### What is expected
Search the material for the string "JSON", then report how many lines hold it, with no other text.

Dataset rows about figures:

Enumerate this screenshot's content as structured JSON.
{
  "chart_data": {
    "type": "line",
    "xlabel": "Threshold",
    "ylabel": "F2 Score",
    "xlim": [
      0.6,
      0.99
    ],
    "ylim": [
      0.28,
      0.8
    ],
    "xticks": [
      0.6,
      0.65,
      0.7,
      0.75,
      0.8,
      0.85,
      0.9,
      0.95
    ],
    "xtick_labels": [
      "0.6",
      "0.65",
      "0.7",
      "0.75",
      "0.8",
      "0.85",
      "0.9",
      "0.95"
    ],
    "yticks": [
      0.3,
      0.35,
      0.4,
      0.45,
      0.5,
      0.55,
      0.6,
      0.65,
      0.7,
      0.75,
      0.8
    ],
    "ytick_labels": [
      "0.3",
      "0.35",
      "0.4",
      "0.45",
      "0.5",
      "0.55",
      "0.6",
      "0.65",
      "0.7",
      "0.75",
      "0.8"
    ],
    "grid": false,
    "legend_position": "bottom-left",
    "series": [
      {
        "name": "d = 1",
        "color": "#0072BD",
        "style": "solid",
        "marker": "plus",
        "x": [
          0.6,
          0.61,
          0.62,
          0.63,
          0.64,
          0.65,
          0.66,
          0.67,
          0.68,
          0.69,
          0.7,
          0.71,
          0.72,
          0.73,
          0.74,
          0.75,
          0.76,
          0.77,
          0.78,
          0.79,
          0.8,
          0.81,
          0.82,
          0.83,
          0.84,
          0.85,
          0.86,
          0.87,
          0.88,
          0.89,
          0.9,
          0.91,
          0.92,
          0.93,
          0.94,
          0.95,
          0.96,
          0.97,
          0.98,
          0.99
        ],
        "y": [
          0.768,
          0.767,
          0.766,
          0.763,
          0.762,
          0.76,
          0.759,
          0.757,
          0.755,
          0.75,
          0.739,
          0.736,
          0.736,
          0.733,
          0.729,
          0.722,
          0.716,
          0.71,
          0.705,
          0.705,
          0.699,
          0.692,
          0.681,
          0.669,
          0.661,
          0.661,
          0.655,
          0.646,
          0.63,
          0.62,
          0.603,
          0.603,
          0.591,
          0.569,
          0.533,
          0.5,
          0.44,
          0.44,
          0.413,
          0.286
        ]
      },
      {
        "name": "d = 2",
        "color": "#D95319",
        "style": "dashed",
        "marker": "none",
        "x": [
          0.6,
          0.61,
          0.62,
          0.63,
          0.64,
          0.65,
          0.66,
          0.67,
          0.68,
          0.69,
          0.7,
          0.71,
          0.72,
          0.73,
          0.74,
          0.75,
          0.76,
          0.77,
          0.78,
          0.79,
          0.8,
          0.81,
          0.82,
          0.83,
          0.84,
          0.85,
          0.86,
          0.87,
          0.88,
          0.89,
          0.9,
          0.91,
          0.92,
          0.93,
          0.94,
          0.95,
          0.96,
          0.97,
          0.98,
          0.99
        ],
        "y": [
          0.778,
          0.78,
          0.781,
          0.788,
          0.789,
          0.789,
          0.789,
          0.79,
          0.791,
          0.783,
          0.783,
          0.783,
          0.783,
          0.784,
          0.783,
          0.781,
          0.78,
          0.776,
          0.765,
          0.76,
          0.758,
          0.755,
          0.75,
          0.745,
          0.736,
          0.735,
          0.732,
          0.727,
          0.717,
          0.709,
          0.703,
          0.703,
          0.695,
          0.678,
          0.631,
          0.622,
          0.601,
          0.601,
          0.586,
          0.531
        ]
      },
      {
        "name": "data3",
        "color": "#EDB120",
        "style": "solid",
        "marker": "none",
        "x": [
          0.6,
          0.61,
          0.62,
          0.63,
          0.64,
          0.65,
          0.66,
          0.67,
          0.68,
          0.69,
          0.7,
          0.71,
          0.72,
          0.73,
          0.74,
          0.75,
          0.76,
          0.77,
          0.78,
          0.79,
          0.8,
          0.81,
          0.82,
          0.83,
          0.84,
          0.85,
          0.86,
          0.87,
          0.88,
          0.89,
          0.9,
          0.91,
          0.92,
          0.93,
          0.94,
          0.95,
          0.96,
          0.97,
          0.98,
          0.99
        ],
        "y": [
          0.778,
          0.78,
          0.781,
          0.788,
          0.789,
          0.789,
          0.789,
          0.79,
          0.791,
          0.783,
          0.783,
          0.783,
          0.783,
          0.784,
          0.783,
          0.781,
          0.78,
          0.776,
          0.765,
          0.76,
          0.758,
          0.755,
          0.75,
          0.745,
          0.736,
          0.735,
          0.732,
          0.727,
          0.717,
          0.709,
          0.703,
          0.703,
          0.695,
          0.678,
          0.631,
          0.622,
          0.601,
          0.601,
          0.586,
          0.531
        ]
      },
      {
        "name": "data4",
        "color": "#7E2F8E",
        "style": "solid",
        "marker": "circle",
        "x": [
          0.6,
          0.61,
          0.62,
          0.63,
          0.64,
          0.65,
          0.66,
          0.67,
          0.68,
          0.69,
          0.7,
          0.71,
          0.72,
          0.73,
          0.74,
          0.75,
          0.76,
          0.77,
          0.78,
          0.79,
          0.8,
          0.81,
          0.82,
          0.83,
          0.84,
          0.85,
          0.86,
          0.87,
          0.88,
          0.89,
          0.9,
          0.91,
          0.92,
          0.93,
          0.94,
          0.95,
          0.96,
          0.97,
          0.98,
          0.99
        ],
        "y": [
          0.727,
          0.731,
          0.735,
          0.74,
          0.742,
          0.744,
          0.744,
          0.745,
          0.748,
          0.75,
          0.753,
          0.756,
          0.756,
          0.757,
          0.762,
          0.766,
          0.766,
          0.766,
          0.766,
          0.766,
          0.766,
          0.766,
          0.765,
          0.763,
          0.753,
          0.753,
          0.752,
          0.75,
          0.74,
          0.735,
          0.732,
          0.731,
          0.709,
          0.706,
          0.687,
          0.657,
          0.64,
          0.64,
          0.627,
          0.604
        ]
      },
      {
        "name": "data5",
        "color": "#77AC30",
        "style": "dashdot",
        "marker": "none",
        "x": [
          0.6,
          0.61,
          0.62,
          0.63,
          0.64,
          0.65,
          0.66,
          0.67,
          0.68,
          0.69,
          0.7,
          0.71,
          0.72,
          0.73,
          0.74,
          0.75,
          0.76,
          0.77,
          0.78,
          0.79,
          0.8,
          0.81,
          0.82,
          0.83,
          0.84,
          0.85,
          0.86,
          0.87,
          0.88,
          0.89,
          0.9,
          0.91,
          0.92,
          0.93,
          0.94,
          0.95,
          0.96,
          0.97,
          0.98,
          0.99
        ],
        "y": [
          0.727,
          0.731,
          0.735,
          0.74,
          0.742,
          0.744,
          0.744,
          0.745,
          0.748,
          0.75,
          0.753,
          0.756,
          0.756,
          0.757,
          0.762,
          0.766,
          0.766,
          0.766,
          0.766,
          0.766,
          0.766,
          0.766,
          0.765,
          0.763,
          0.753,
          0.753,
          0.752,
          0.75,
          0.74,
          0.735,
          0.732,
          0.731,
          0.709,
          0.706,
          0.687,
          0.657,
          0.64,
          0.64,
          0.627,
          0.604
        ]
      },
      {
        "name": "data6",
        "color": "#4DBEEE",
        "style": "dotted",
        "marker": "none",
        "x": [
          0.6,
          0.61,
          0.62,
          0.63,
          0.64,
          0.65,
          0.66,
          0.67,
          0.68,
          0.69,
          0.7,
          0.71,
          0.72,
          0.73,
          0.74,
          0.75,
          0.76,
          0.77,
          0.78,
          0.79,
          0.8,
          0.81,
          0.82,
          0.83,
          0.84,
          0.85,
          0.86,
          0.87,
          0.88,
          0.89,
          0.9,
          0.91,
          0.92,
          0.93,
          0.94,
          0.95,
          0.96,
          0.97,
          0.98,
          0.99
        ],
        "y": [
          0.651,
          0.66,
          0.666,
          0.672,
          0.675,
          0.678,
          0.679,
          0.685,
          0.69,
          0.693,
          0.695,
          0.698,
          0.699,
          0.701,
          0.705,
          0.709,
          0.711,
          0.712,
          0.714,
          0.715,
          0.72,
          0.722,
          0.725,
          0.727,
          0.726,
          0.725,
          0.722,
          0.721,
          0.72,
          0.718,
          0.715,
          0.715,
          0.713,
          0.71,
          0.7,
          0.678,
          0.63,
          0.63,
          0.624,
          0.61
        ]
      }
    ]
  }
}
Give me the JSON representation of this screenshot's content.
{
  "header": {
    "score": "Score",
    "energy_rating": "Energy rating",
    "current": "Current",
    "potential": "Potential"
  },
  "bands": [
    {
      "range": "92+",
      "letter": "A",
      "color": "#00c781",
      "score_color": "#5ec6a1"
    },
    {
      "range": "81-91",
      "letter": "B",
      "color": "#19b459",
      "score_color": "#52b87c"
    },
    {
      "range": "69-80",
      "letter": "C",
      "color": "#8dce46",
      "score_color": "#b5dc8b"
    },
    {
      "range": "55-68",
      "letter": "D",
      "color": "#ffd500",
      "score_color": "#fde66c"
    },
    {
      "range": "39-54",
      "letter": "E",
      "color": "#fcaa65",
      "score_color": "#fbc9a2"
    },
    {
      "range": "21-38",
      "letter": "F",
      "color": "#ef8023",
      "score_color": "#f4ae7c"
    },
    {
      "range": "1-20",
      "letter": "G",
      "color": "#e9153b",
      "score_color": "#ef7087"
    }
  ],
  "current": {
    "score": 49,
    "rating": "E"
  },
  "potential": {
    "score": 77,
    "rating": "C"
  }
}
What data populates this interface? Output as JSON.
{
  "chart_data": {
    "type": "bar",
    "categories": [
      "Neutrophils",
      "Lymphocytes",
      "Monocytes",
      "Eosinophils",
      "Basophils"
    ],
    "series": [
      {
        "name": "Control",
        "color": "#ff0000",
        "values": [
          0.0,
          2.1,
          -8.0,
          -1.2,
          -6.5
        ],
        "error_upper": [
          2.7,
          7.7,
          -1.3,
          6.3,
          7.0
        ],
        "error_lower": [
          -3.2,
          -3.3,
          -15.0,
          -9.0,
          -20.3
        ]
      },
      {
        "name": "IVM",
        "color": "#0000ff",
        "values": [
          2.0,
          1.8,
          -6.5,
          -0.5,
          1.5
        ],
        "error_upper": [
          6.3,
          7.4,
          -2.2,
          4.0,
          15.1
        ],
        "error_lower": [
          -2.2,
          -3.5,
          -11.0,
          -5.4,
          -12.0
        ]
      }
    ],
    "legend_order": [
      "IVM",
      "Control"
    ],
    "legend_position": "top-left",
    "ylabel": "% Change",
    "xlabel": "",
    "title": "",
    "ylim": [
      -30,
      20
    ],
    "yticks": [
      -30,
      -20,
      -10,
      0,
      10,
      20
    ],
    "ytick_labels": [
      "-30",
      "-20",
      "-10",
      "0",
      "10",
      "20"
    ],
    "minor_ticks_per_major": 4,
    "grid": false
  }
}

### Response below
3